--- START RAW DATA ---

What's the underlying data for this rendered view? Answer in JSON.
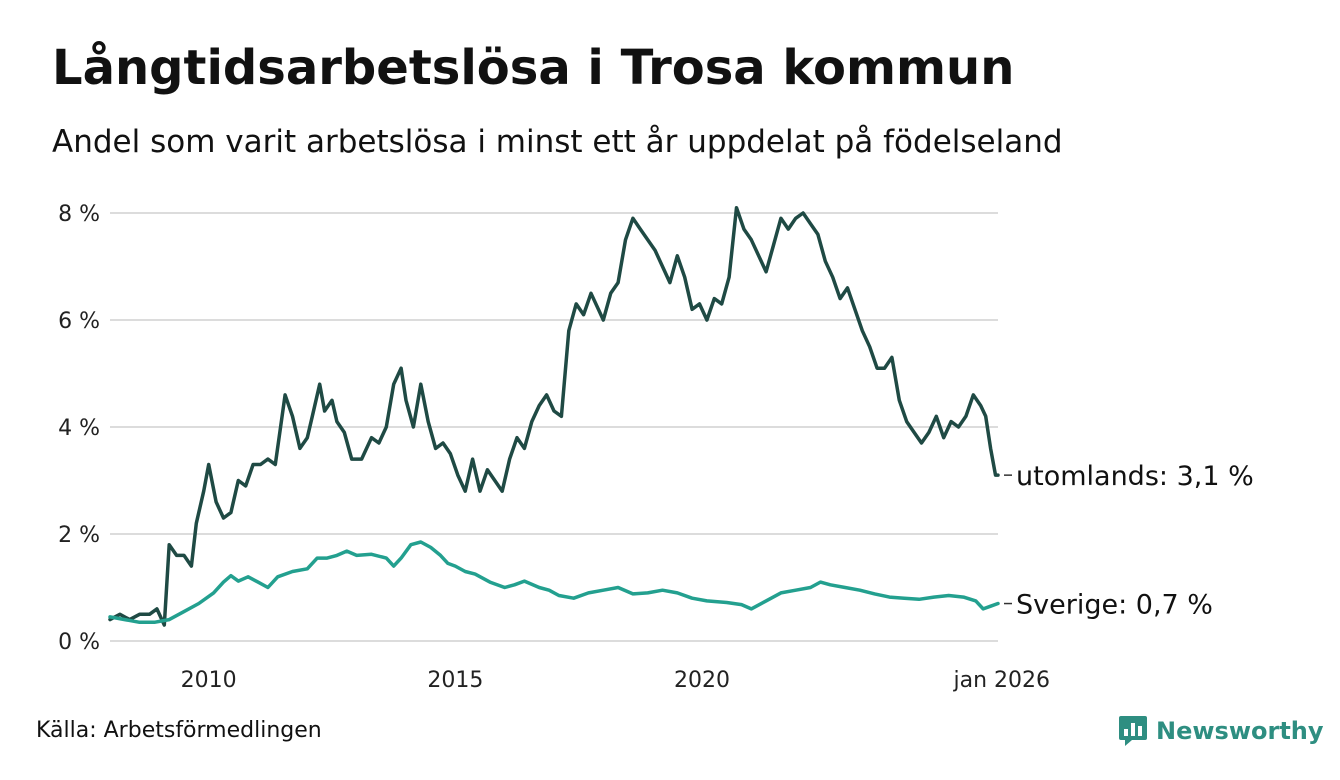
{
  "title": "Långtidsarbetslösa i Trosa kommun",
  "subtitle": "Andel som varit arbetslösa i minst ett år uppdelat på födelseland",
  "source": "Källa: Arbetsförmedlingen",
  "brand": {
    "name": "Newsworthy",
    "icon": "newsworthy-logo-icon",
    "color": "#2e8e81"
  },
  "chart_data": {
    "type": "line",
    "title": "Långtidsarbetslösa i Trosa kommun",
    "xlabel": "",
    "ylabel": "",
    "x_range": [
      2008.0,
      2026.0
    ],
    "ylim": [
      0,
      8
    ],
    "grid": true,
    "y_ticks": [
      {
        "value": 0,
        "label": "0 %"
      },
      {
        "value": 2,
        "label": "2 %"
      },
      {
        "value": 4,
        "label": "4 %"
      },
      {
        "value": 6,
        "label": "6 %"
      },
      {
        "value": 8,
        "label": "8 %"
      }
    ],
    "x_ticks": [
      {
        "value": 2010,
        "label": "2010"
      },
      {
        "value": 2015,
        "label": "2015"
      },
      {
        "value": 2020,
        "label": "2020"
      },
      {
        "value": 2026,
        "label": "jan 2026"
      }
    ],
    "series": [
      {
        "name": "utomlands",
        "label": "utomlands: 3,1 %",
        "color": "#1f4a44",
        "points": [
          [
            2008.0,
            0.4
          ],
          [
            2008.2,
            0.5
          ],
          [
            2008.4,
            0.4
          ],
          [
            2008.6,
            0.5
          ],
          [
            2008.8,
            0.5
          ],
          [
            2008.95,
            0.6
          ],
          [
            2009.1,
            0.3
          ],
          [
            2009.2,
            1.8
          ],
          [
            2009.35,
            1.6
          ],
          [
            2009.5,
            1.6
          ],
          [
            2009.65,
            1.4
          ],
          [
            2009.75,
            2.2
          ],
          [
            2009.9,
            2.8
          ],
          [
            2010.0,
            3.3
          ],
          [
            2010.15,
            2.6
          ],
          [
            2010.3,
            2.3
          ],
          [
            2010.45,
            2.4
          ],
          [
            2010.6,
            3.0
          ],
          [
            2010.75,
            2.9
          ],
          [
            2010.9,
            3.3
          ],
          [
            2011.05,
            3.3
          ],
          [
            2011.2,
            3.4
          ],
          [
            2011.35,
            3.3
          ],
          [
            2011.55,
            4.6
          ],
          [
            2011.7,
            4.2
          ],
          [
            2011.85,
            3.6
          ],
          [
            2012.0,
            3.8
          ],
          [
            2012.1,
            4.2
          ],
          [
            2012.25,
            4.8
          ],
          [
            2012.35,
            4.3
          ],
          [
            2012.5,
            4.5
          ],
          [
            2012.6,
            4.1
          ],
          [
            2012.75,
            3.9
          ],
          [
            2012.9,
            3.4
          ],
          [
            2013.1,
            3.4
          ],
          [
            2013.3,
            3.8
          ],
          [
            2013.45,
            3.7
          ],
          [
            2013.6,
            4.0
          ],
          [
            2013.75,
            4.8
          ],
          [
            2013.9,
            5.1
          ],
          [
            2014.0,
            4.5
          ],
          [
            2014.15,
            4.0
          ],
          [
            2014.3,
            4.8
          ],
          [
            2014.45,
            4.1
          ],
          [
            2014.6,
            3.6
          ],
          [
            2014.75,
            3.7
          ],
          [
            2014.9,
            3.5
          ],
          [
            2015.05,
            3.1
          ],
          [
            2015.2,
            2.8
          ],
          [
            2015.35,
            3.4
          ],
          [
            2015.5,
            2.8
          ],
          [
            2015.65,
            3.2
          ],
          [
            2015.8,
            3.0
          ],
          [
            2015.95,
            2.8
          ],
          [
            2016.1,
            3.4
          ],
          [
            2016.25,
            3.8
          ],
          [
            2016.4,
            3.6
          ],
          [
            2016.55,
            4.1
          ],
          [
            2016.7,
            4.4
          ],
          [
            2016.85,
            4.6
          ],
          [
            2017.0,
            4.3
          ],
          [
            2017.15,
            4.2
          ],
          [
            2017.3,
            5.8
          ],
          [
            2017.45,
            6.3
          ],
          [
            2017.6,
            6.1
          ],
          [
            2017.75,
            6.5
          ],
          [
            2017.9,
            6.2
          ],
          [
            2018.0,
            6.0
          ],
          [
            2018.15,
            6.5
          ],
          [
            2018.3,
            6.7
          ],
          [
            2018.45,
            7.5
          ],
          [
            2018.6,
            7.9
          ],
          [
            2018.75,
            7.7
          ],
          [
            2018.9,
            7.5
          ],
          [
            2019.05,
            7.3
          ],
          [
            2019.2,
            7.0
          ],
          [
            2019.35,
            6.7
          ],
          [
            2019.5,
            7.2
          ],
          [
            2019.65,
            6.8
          ],
          [
            2019.8,
            6.2
          ],
          [
            2019.95,
            6.3
          ],
          [
            2020.1,
            6.0
          ],
          [
            2020.25,
            6.4
          ],
          [
            2020.4,
            6.3
          ],
          [
            2020.55,
            6.8
          ],
          [
            2020.7,
            8.1
          ],
          [
            2020.85,
            7.7
          ],
          [
            2021.0,
            7.5
          ],
          [
            2021.15,
            7.2
          ],
          [
            2021.3,
            6.9
          ],
          [
            2021.45,
            7.4
          ],
          [
            2021.6,
            7.9
          ],
          [
            2021.75,
            7.7
          ],
          [
            2021.9,
            7.9
          ],
          [
            2022.05,
            8.0
          ],
          [
            2022.2,
            7.8
          ],
          [
            2022.35,
            7.6
          ],
          [
            2022.5,
            7.1
          ],
          [
            2022.65,
            6.8
          ],
          [
            2022.8,
            6.4
          ],
          [
            2022.95,
            6.6
          ],
          [
            2023.1,
            6.2
          ],
          [
            2023.25,
            5.8
          ],
          [
            2023.4,
            5.5
          ],
          [
            2023.55,
            5.1
          ],
          [
            2023.7,
            5.1
          ],
          [
            2023.85,
            5.3
          ],
          [
            2024.0,
            4.5
          ],
          [
            2024.15,
            4.1
          ],
          [
            2024.3,
            3.9
          ],
          [
            2024.45,
            3.7
          ],
          [
            2024.6,
            3.9
          ],
          [
            2024.75,
            4.2
          ],
          [
            2024.9,
            3.8
          ],
          [
            2025.05,
            4.1
          ],
          [
            2025.2,
            4.0
          ],
          [
            2025.35,
            4.2
          ],
          [
            2025.5,
            4.6
          ],
          [
            2025.65,
            4.4
          ],
          [
            2025.75,
            4.2
          ],
          [
            2025.85,
            3.6
          ],
          [
            2025.95,
            3.1
          ],
          [
            2026.0,
            3.1
          ]
        ]
      },
      {
        "name": "Sverige",
        "label": "Sverige: 0,7 %",
        "color": "#23a08f",
        "points": [
          [
            2008.0,
            0.45
          ],
          [
            2008.3,
            0.4
          ],
          [
            2008.6,
            0.35
          ],
          [
            2008.9,
            0.35
          ],
          [
            2009.2,
            0.4
          ],
          [
            2009.5,
            0.55
          ],
          [
            2009.8,
            0.7
          ],
          [
            2010.1,
            0.9
          ],
          [
            2010.3,
            1.1
          ],
          [
            2010.45,
            1.22
          ],
          [
            2010.6,
            1.12
          ],
          [
            2010.8,
            1.2
          ],
          [
            2011.0,
            1.1
          ],
          [
            2011.2,
            1.0
          ],
          [
            2011.4,
            1.2
          ],
          [
            2011.7,
            1.3
          ],
          [
            2012.0,
            1.35
          ],
          [
            2012.2,
            1.55
          ],
          [
            2012.4,
            1.55
          ],
          [
            2012.6,
            1.6
          ],
          [
            2012.8,
            1.68
          ],
          [
            2013.0,
            1.6
          ],
          [
            2013.3,
            1.62
          ],
          [
            2013.6,
            1.55
          ],
          [
            2013.75,
            1.4
          ],
          [
            2013.9,
            1.55
          ],
          [
            2014.1,
            1.8
          ],
          [
            2014.3,
            1.85
          ],
          [
            2014.5,
            1.75
          ],
          [
            2014.7,
            1.6
          ],
          [
            2014.85,
            1.45
          ],
          [
            2015.0,
            1.4
          ],
          [
            2015.2,
            1.3
          ],
          [
            2015.4,
            1.25
          ],
          [
            2015.7,
            1.1
          ],
          [
            2016.0,
            1.0
          ],
          [
            2016.2,
            1.05
          ],
          [
            2016.4,
            1.12
          ],
          [
            2016.7,
            1.0
          ],
          [
            2016.9,
            0.95
          ],
          [
            2017.1,
            0.85
          ],
          [
            2017.4,
            0.8
          ],
          [
            2017.7,
            0.9
          ],
          [
            2018.0,
            0.95
          ],
          [
            2018.3,
            1.0
          ],
          [
            2018.6,
            0.88
          ],
          [
            2018.9,
            0.9
          ],
          [
            2019.2,
            0.95
          ],
          [
            2019.5,
            0.9
          ],
          [
            2019.8,
            0.8
          ],
          [
            2020.1,
            0.75
          ],
          [
            2020.5,
            0.72
          ],
          [
            2020.8,
            0.68
          ],
          [
            2021.0,
            0.6
          ],
          [
            2021.3,
            0.75
          ],
          [
            2021.6,
            0.9
          ],
          [
            2021.9,
            0.95
          ],
          [
            2022.2,
            1.0
          ],
          [
            2022.4,
            1.1
          ],
          [
            2022.6,
            1.05
          ],
          [
            2022.9,
            1.0
          ],
          [
            2023.2,
            0.95
          ],
          [
            2023.5,
            0.88
          ],
          [
            2023.8,
            0.82
          ],
          [
            2024.1,
            0.8
          ],
          [
            2024.4,
            0.78
          ],
          [
            2024.7,
            0.82
          ],
          [
            2025.0,
            0.85
          ],
          [
            2025.3,
            0.82
          ],
          [
            2025.55,
            0.75
          ],
          [
            2025.7,
            0.6
          ],
          [
            2025.85,
            0.65
          ],
          [
            2026.0,
            0.7
          ]
        ]
      }
    ]
  }
}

--- END RAW DATA ---

▶ **WHAT THE EXERCISE ASKS**:
Report how many lines in the data contain the word "Långtidsarbetslösa", with no words besides the number.

▶ **WRITTEN SOLUTION**:
2